**What to produce:**
Write every entry out again exactly, please, and skip the pictures.

**Data for this task:**

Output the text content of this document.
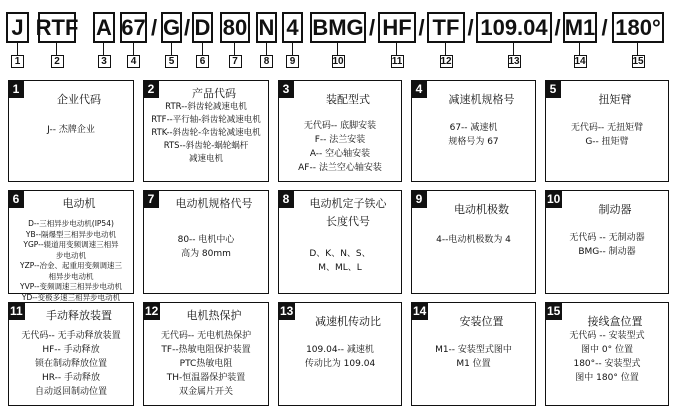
J
1
RTF
2
A
3
67
4
/ G
5
/ D
6
80
7
N
8
4
9
BMG
10
/ HF
11
/ TF
12
/ 109.04
13
/ M1
14
/ 180°
15
1
企业代码
J-- 杰牌企业
2	产品代码
RTR--斜齿轮减速电机
RTF--平行轴-斜齿轮减速电机
RTK--斜齿轮-伞齿轮减速电机
RTS--斜齿轮-蜗轮蜗杆
减速电机
3
装配型式
无代码-- 底脚安装
F-- 法兰安装
A-- 空心轴安装
AF-- 法兰空心轴安装
4
减速机规格号
67-- 减速机
规格号为 67
5
扭矩臂
无代码-- 无扭矩臂
G-- 扭矩臂
6	电动机
D--三相异步电动机(IP54)
YB--隔爆型三相异步电动机
YGP--辊道用变频调速三相异
步电动机
YZP--冶金、起重用变频调速三
相异步电动机
YVP--变频调速三相异步电动机
YD--变极多速三相异步电动机
7	电动机规格代号
80-- 电机中心
高为 80mm
8	电动机定子铁心
长度代号
D、K、N、S、
M、ML、L
9
电动机极数
4--电动机极数为 4
10
制动器
无代码 -- 无制动器
BMG-- 制动器
11	手动释放装置
无代码-- 无手动释放装置
HF-- 手动释放
锁在制动释放位置
HR-- 手动释放
自动返回制动位置
12	电机热保护
无代码-- 无电机热保护
TF--热敏电阻保护装置
PTC热敏电阻
TH-恒温器保护装置
双金属片开关
13
减速机传动比
109.04-- 减速机
传动比为 109.04
14
安装位置
M1-- 安装型式图中
M1 位置
15
接线盒位置
无代码 -- 安装型式
图中 0° 位置
180°-- 安装型式
图中 180° 位置
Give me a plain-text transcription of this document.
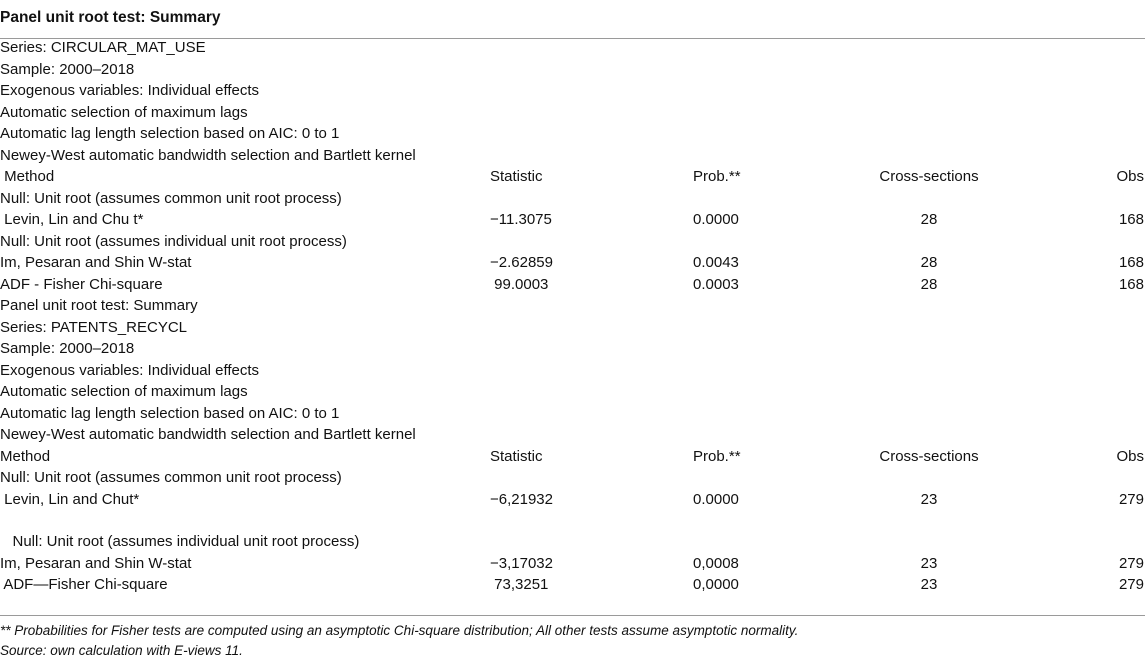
Panel unit root test: Summary
Series: CIRCULAR_MAT_USE
Sample: 2000–2018
Exogenous variables: Individual effects
Automatic selection of maximum lags
Automatic lag length selection based on AIC: 0 to 1
Newey-West automatic bandwidth selection and Bartlett kernel
Method	Statistic	Prob.**	Cross-sections	Obs
Null: Unit root (assumes common unit root process)
Levin, Lin and Chu t*	−11.3075	0.0000	28	168
Null: Unit root (assumes individual unit root process)
Im, Pesaran and Shin W-stat	−2.62859	0.0043	28	168
ADF - Fisher Chi-square	99.0003	0.0003	28	168
Panel unit root test: Summary
Series: PATENTS_RECYCL
Sample: 2000–2018
Exogenous variables: Individual effects
Automatic selection of maximum lags
Automatic lag length selection based on AIC: 0 to 1
Newey-West automatic bandwidth selection and Bartlett kernel
Method	Statistic	Prob.**	Cross-sections	Obs
Null: Unit root (assumes common unit root process)
Levin, Lin and Chut*	−6,21932	0.0000	23	279
Null: Unit root (assumes individual unit root process)
Im, Pesaran and Shin W-stat	−3,17032	0,0008	23	279
ADF—Fisher Chi-square	73,3251	0,0000	23	279
** Probabilities for Fisher tests are computed using an asymptotic Chi-square distribution; All other tests assume asymptotic normality.
Source: own calculation with E-views 11.
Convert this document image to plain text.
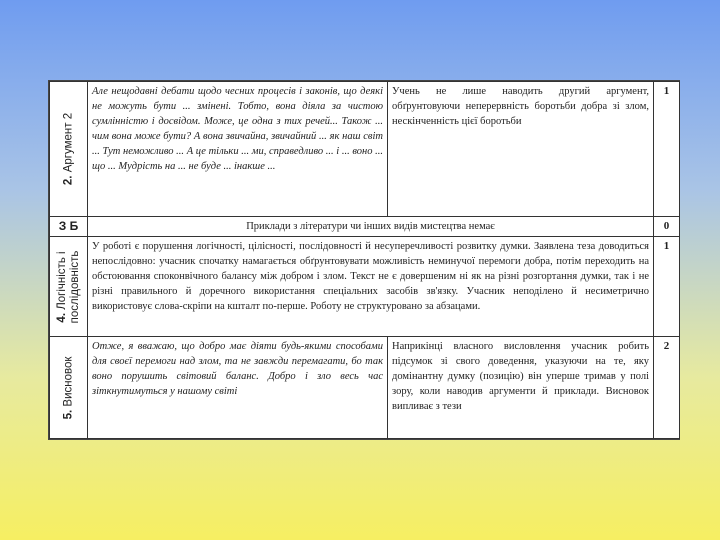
2. Аргумент 2	Але нещодавні дебати щодо чесних процесів і законів, що деякі не можуть бути ... змінені. Тобто, вона діяла за чистою сумлінністю і досвідом. Може, це одна з тих речей... Також ... чим вона може бути? А вона звичайна, звичайний ... як наш світ ... Тут неможливо ... А це тільки ... ми, справедливо ... і ... воно ... що ... Мудрість на ... не буде ... інакше ...	Учень не лише наводить другий аргумент, обґрунтовуючи неперервність боротьби добра зі злом, нескінченність цієї боротьби	1
З Б	Приклади з літератури чи інших видів мистецтва немає		0

4. Логічність і
послідовність	У роботі є порушення логічності, цілісності, послідовності й несуперечливості розвитку думки. Заявлена теза доводиться непослідовно: учасник спочатку намагається обґрунтовувати можливість неминучої перемоги добра, потім переходить на обстоювання споконвічного балансу між добром і злом. Текст не є довершеним ні як на різні розгортання думки, так і не різні правильного й доречного використання спеціальних засобів зв'язку. Учасник неподілено й несиметрично використовує слова-скріпи на кшталт по-перше. Роботу не структуровано за абзацами.		1

5. Висновок	Отже, я вважаю, що добро має діяти будь-якими способами для своєї перемоги над злом, та не завжди перемагати, бо так воно порушить світовий баланс. Добро і зло весь час зіткнутимуться у нашому світі	Наприкінці власного висловлення учасник робить підсумок зі свого доведення, указуючи на те, яку домінантну думку (позицію) він уперше тримав у полі зору, коли наводив аргументи й приклади. Висновок випливає з тези	2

**In response:**
Output the text content of this document.
J
1
RTF
2
A
3
67
4
/ G
5
/ D
6
80
7
N
8
4
9
BMG
10
/ HF
11
/ TF
12
/ 109.04
13
/ M1
14
/ 180°
15
1
企业代码
J-- 杰牌企业
2	产品代码
RTR--斜齿轮减速电机
RTF--平行轴-斜齿轮减速电机
RTK--斜齿轮-伞齿轮减速电机
RTS--斜齿轮-蜗轮蜗杆
减速电机
3
装配型式
无代码-- 底脚安装
F-- 法兰安装
A-- 空心轴安装
AF-- 法兰空心轴安装
4
减速机规格号
67-- 减速机
规格号为 67
5
扭矩臂
无代码-- 无扭矩臂
G-- 扭矩臂
6	电动机
D--三相异步电动机(IP54)
YB--隔爆型三相异步电动机
YGP--辊道用变频调速三相异
步电动机
YZP--冶金、起重用变频调速三
相异步电动机
YVP--变频调速三相异步电动机
YD--变极多速三相异步电动机
7	电动机规格代号
80-- 电机中心
高为 80mm
8	电动机定子铁心
长度代号
D、K、N、S、
M、ML、L
9
电动机极数
4--电动机极数为 4
10
制动器
无代码 -- 无制动器
BMG-- 制动器
11	手动释放装置
无代码-- 无手动释放装置
HF-- 手动释放
锁在制动释放位置
HR-- 手动释放
自动返回制动位置
12	电机热保护
无代码-- 无电机热保护
TF--热敏电阻保护装置
PTC热敏电阻
TH-恒温器保护装置
双金属片开关
13
减速机传动比
109.04-- 减速机
传动比为 109.04
14
安装位置
M1-- 安装型式图中
M1 位置
15
接线盒位置
无代码 -- 安装型式
图中 0° 位置
180°-- 安装型式
图中 180° 位置
Give me a plain-text transcription of this document.
Panel unit root test: Summary
Series: CIRCULAR_MAT_USE
Sample: 2000–2018
Exogenous variables: Individual effects
Automatic selection of maximum lags
Automatic lag length selection based on AIC: 0 to 1
Newey-West automatic bandwidth selection and Bartlett kernel
Method	Statistic	Prob.**	Cross-sections	Obs
Null: Unit root (assumes common unit root process)
Levin, Lin and Chu t*	−11.3075	0.0000	28	168
Null: Unit root (assumes individual unit root process)
Im, Pesaran and Shin W-stat	−2.62859	0.0043	28	168
ADF - Fisher Chi-square	99.0003	0.0003	28	168
Panel unit root test: Summary
Series: PATENTS_RECYCL
Sample: 2000–2018
Exogenous variables: Individual effects
Automatic selection of maximum lags
Automatic lag length selection based on AIC: 0 to 1
Newey-West automatic bandwidth selection and Bartlett kernel
Method	Statistic	Prob.**	Cross-sections	Obs
Null: Unit root (assumes common unit root process)
Levin, Lin and Chut*	−6,21932	0.0000	23	279
Null: Unit root (assumes individual unit root process)
Im, Pesaran and Shin W-stat	−3,17032	0,0008	23	279
ADF—Fisher Chi-square	73,3251	0,0000	23	279
** Probabilities for Fisher tests are computed using an asymptotic Chi-square distribution; All other tests assume asymptotic normality.
Source: own calculation with E-views 11.
Convert this document image to plain text.
2. Аргумент 2	Але нещодавні дебати щодо чесних процесів і законів, що деякі не можуть бути ... змінені. Тобто, вона діяла за чистою сумлінністю і досвідом. Може, це одна з тих речей... Також ... чим вона може бути? А вона звичайна, звичайний ... як наш світ ... Тут неможливо ... А це тільки ... ми, справедливо ... і ... воно ... що ... Мудрість на ... не буде ... інакше ...	Учень не лише наводить другий аргумент, обґрунтовуючи неперервність боротьби добра зі злом, нескінченність цієї боротьби	1
З Б	Приклади з літератури чи інших видів мистецтва немає		0

4. Логічність і
послідовність	У роботі є порушення логічності, цілісності, послідовності й несуперечливості розвитку думки. Заявлена теза доводиться непослідовно: учасник спочатку намагається обґрунтовувати можливість неминучої перемоги добра, потім переходить на обстоювання споконвічного балансу між добром і злом. Текст не є довершеним ні як на різні розгортання думки, так і не різні правильного й доречного використання спеціальних засобів зв'язку. Учасник неподілено й несиметрично використовує слова-скріпи на кшталт по-перше. Роботу не структуровано за абзацами.		1

5. Висновок	Отже, я вважаю, що добро має діяти будь-якими способами для своєї перемоги над злом, та не завжди перемагати, бо так воно порушить світовий баланс. Добро і зло весь час зіткнутимуться у нашому світі	Наприкінці власного висловлення учасник робить підсумок зі свого доведення, указуючи на те, яку домінантну думку (позицію) він уперше тримав у полі зору, коли наводив аргументи й приклади. Висновок випливає з тези	2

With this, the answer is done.